§ TASK PROMPT: Each record below should be repeated precisely as written.

§ ENTRIES SUPPLIED:
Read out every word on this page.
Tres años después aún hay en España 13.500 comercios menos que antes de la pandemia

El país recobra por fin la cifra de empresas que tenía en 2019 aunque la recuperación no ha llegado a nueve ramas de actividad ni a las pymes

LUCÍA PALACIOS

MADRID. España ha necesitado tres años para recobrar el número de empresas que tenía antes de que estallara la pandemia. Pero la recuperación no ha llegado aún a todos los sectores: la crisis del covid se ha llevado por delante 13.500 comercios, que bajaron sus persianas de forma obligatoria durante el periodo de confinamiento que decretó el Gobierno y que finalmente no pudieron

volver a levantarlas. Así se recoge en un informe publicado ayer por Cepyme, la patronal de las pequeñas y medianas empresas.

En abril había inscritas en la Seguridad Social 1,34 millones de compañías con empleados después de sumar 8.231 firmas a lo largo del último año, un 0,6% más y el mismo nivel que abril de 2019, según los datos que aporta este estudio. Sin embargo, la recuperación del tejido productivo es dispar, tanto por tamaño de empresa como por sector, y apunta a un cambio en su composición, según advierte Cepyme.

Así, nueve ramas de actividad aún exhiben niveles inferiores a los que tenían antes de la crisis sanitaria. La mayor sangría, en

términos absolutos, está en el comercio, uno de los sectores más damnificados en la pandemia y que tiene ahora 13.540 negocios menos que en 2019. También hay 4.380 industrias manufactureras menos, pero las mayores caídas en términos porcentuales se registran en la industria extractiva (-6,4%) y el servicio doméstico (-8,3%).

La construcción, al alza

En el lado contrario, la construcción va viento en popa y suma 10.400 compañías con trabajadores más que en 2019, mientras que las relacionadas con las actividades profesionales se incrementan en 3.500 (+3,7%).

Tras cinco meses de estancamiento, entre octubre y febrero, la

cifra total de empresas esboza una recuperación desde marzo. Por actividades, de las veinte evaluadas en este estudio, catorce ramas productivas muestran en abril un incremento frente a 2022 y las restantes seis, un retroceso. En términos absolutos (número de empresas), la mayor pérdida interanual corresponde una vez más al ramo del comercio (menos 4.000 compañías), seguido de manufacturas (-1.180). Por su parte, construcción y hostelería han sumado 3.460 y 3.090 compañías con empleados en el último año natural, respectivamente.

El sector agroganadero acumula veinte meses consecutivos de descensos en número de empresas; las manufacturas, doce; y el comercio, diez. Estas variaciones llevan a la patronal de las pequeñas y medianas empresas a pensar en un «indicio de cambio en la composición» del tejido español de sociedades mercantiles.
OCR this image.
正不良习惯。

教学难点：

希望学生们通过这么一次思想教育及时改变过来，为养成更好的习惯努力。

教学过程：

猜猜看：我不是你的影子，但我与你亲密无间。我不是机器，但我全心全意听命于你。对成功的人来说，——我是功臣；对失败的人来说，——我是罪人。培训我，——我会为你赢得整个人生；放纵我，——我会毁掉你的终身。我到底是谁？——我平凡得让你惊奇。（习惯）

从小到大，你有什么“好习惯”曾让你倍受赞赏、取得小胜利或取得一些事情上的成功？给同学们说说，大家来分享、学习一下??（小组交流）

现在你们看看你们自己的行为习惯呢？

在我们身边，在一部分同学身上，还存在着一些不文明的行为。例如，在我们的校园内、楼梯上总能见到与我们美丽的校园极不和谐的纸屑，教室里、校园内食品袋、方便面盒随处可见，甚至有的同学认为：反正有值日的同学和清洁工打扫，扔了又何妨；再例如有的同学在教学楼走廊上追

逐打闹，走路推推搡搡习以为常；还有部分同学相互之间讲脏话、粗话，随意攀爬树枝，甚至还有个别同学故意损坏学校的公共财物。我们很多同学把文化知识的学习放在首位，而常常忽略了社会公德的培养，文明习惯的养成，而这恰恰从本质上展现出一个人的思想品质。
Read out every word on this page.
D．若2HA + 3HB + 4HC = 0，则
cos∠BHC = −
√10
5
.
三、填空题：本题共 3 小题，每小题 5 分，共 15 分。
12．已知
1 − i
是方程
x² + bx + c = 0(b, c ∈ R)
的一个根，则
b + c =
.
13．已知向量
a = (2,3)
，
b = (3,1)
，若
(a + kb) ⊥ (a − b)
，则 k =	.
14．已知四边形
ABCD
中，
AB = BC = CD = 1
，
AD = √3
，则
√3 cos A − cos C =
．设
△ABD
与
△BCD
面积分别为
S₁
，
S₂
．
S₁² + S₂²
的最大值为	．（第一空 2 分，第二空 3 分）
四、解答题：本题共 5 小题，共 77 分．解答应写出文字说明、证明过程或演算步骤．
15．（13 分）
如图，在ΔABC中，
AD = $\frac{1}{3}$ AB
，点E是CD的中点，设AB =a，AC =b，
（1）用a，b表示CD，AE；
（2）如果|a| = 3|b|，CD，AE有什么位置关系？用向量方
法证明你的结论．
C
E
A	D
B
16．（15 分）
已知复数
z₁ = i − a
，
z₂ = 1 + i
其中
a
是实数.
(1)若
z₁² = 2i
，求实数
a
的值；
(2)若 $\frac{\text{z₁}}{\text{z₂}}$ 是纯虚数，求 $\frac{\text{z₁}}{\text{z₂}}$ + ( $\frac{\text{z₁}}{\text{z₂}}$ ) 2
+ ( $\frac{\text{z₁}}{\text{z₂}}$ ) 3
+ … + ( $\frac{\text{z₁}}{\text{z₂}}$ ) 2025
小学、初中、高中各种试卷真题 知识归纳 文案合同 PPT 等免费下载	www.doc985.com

§ WRITTEN RESPONSE:
Read out every word on this page.
Tres años después aún hay en España 13.500 comercios menos que antes de la pandemia

El país recobra por fin la cifra de empresas que tenía en 2019 aunque la recuperación no ha llegado a nueve ramas de actividad ni a las pymes

LUCÍA PALACIOS

MADRID. España ha necesitado tres años para recobrar el número de empresas que tenía antes de que estallara la pandemia. Pero la recuperación no ha llegado aún a todos los sectores: la crisis del covid se ha llevado por delante 13.500 comercios, que bajaron sus persianas de forma obligatoria durante el periodo de confinamiento que decretó el Gobierno y que finalmente no pudieron

volver a levantarlas. Así se recoge en un informe publicado ayer por Cepyme, la patronal de las pequeñas y medianas empresas.

En abril había inscritas en la Seguridad Social 1,34 millones de compañías con empleados después de sumar 8.231 firmas a lo largo del último año, un 0,6% más y el mismo nivel que abril de 2019, según los datos que aporta este estudio. Sin embargo, la recuperación del tejido productivo es dispar, tanto por tamaño de empresa como por sector, y apunta a un cambio en su composición, según advierte Cepyme.

Así, nueve ramas de actividad aún exhiben niveles inferiores a los que tenían antes de la crisis sanitaria. La mayor sangría, en

términos absolutos, está en el comercio, uno de los sectores más damnificados en la pandemia y que tiene ahora 13.540 negocios menos que en 2019. También hay 4.380 industrias manufactureras menos, pero las mayores caídas en términos porcentuales se registran en la industria extractiva (-6,4%) y el servicio doméstico (-8,3%).

La construcción, al alza

En el lado contrario, la construcción va viento en popa y suma 10.400 compañías con trabajadores más que en 2019, mientras que las relacionadas con las actividades profesionales se incrementan en 3.500 (+3,7%).

Tras cinco meses de estancamiento, entre octubre y febrero, la

cifra total de empresas esboza una recuperación desde marzo. Por actividades, de las veinte evaluadas en este estudio, catorce ramas productivas muestran en abril un incremento frente a 2022 y las restantes seis, un retroceso. En términos absolutos (número de empresas), la mayor pérdida interanual corresponde una vez más al ramo del comercio (menos 4.000 compañías), seguido de manufacturas (-1.180). Por su parte, construcción y hostelería han sumado 3.460 y 3.090 compañías con empleados en el último año natural, respectivamente.

El sector agroganadero acumula veinte meses consecutivos de descensos en número de empresas; las manufacturas, doce; y el comercio, diez. Estas variaciones llevan a la patronal de las pequeñas y medianas empresas a pensar en un «indicio de cambio en la composición» del tejido español de sociedades mercantiles.
OCR this image.
正不良习惯。

教学难点：

希望学生们通过这么一次思想教育及时改变过来，为养成更好的习惯努力。

教学过程：

猜猜看：我不是你的影子，但我与你亲密无间。我不是机器，但我全心全意听命于你。对成功的人来说，——我是功臣；对失败的人来说，——我是罪人。培训我，——我会为你赢得整个人生；放纵我，——我会毁掉你的终身。我到底是谁？——我平凡得让你惊奇。（习惯）

从小到大，你有什么“好习惯”曾让你倍受赞赏、取得小胜利或取得一些事情上的成功？给同学们说说，大家来分享、学习一下??（小组交流）

现在你们看看你们自己的行为习惯呢？

在我们身边，在一部分同学身上，还存在着一些不文明的行为。例如，在我们的校园内、楼梯上总能见到与我们美丽的校园极不和谐的纸屑，教室里、校园内食品袋、方便面盒随处可见，甚至有的同学认为：反正有值日的同学和清洁工打扫，扔了又何妨；再例如有的同学在教学楼走廊上追

逐打闹，走路推推搡搡习以为常；还有部分同学相互之间讲脏话、粗话，随意攀爬树枝，甚至还有个别同学故意损坏学校的公共财物。我们很多同学把文化知识的学习放在首位，而常常忽略了社会公德的培养，文明习惯的养成，而这恰恰从本质上展现出一个人的思想品质。
Read out every word on this page.
D．若2HA + 3HB + 4HC = 0，则
cos∠BHC = −
√10
5
.
三、填空题：本题共 3 小题，每小题 5 分，共 15 分。
12．已知
1 − i
是方程
x² + bx + c = 0(b, c ∈ R)
的一个根，则
b + c =
.
13．已知向量
a = (2,3)
，
b = (3,1)
，若
(a + kb) ⊥ (a − b)
，则 k =	.
14．已知四边形
ABCD
中，
AB = BC = CD = 1
，
AD = √3
，则
√3 cos A − cos C =
．设
△ABD
与
△BCD
面积分别为
S₁
，
S₂
．
S₁² + S₂²
的最大值为	．（第一空 2 分，第二空 3 分）
四、解答题：本题共 5 小题，共 77 分．解答应写出文字说明、证明过程或演算步骤．
15．（13 分）
如图，在ΔABC中，
AD = $\frac{1}{3}$ AB
，点E是CD的中点，设AB =a，AC =b，
（1）用a，b表示CD，AE；
（2）如果|a| = 3|b|，CD，AE有什么位置关系？用向量方
法证明你的结论．
C
E
A	D
B
16．（15 分）
已知复数
z₁ = i − a
，
z₂ = 1 + i
其中
a
是实数.
(1)若
z₁² = 2i
，求实数
a
的值；
(2)若 $\frac{\text{z₁}}{\text{z₂}}$ 是纯虚数，求 $\frac{\text{z₁}}{\text{z₂}}$ + ( $\frac{\text{z₁}}{\text{z₂}}$ ) 2
+ ( $\frac{\text{z₁}}{\text{z₂}}$ ) 3
+ … + ( $\frac{\text{z₁}}{\text{z₂}}$ ) 2025
小学、初中、高中各种试卷真题 知识归纳 文案合同 PPT 等免费下载	www.doc985.com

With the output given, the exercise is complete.